§ **AIM**: Among the entries below, count the lines where the string "имущественного" occurs, and give only the number.
>> Start RECORDS SHOWN
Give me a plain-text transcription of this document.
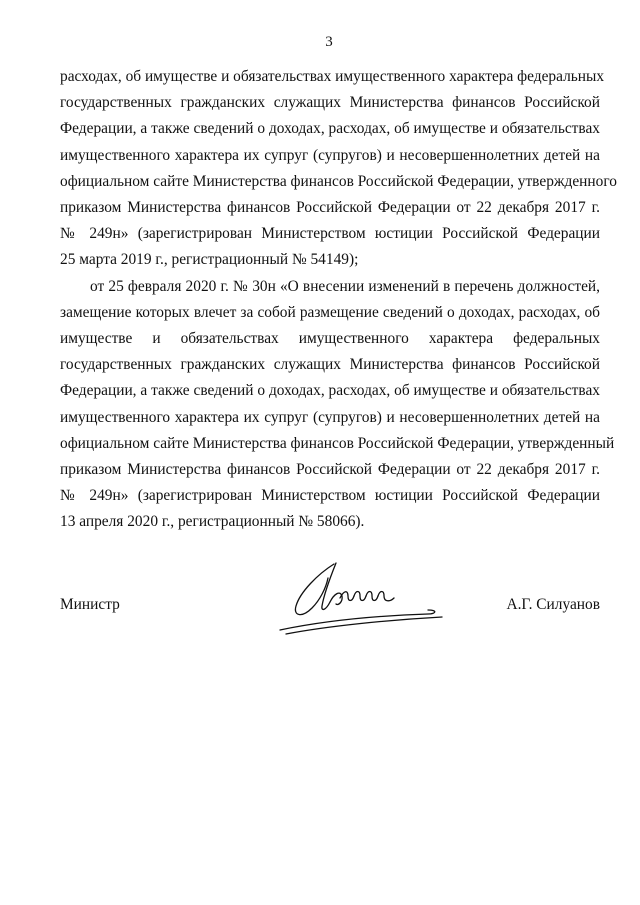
3

расходах, об имуществе и обязательствах имущественного характера федеральных
государственных гражданских служащих Министерства финансов Российской
Федерации, а также сведений о доходах, расходах, об имуществе и обязательствах
имущественного характера их супруг (супругов) и несовершеннолетних детей на
официальном сайте Министерства финансов Российской Федерации, утвержденного
приказом Министерства финансов Российской Федерации от 22 декабря 2017 г.
№ 249н» (зарегистрирован Министерством юстиции Российской Федерации
25 марта 2019 г., регистрационный № 54149);

от 25 февраля 2020 г. № 30н «О внесении изменений в перечень должностей,
замещение которых влечет за собой размещение сведений о доходах, расходах, об
имуществе и обязательствах имущественного характера федеральных
государственных гражданских служащих Министерства финансов Российской
Федерации, а также сведений о доходах, расходах, об имуществе и обязательствах
имущественного характера их супруг (супругов) и несовершеннолетних детей на
официальном сайте Министерства финансов Российской Федерации, утвержденный
приказом Министерства финансов Российской Федерации от 22 декабря 2017 г.
№ 249н» (зарегистрирован Министерством юстиции Российской Федерации
13 апреля 2020 г., регистрационный № 58066).

Министр	А.Г. Силуанов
>> End RECORDS SHOWN
§ **RESPONSE**: 4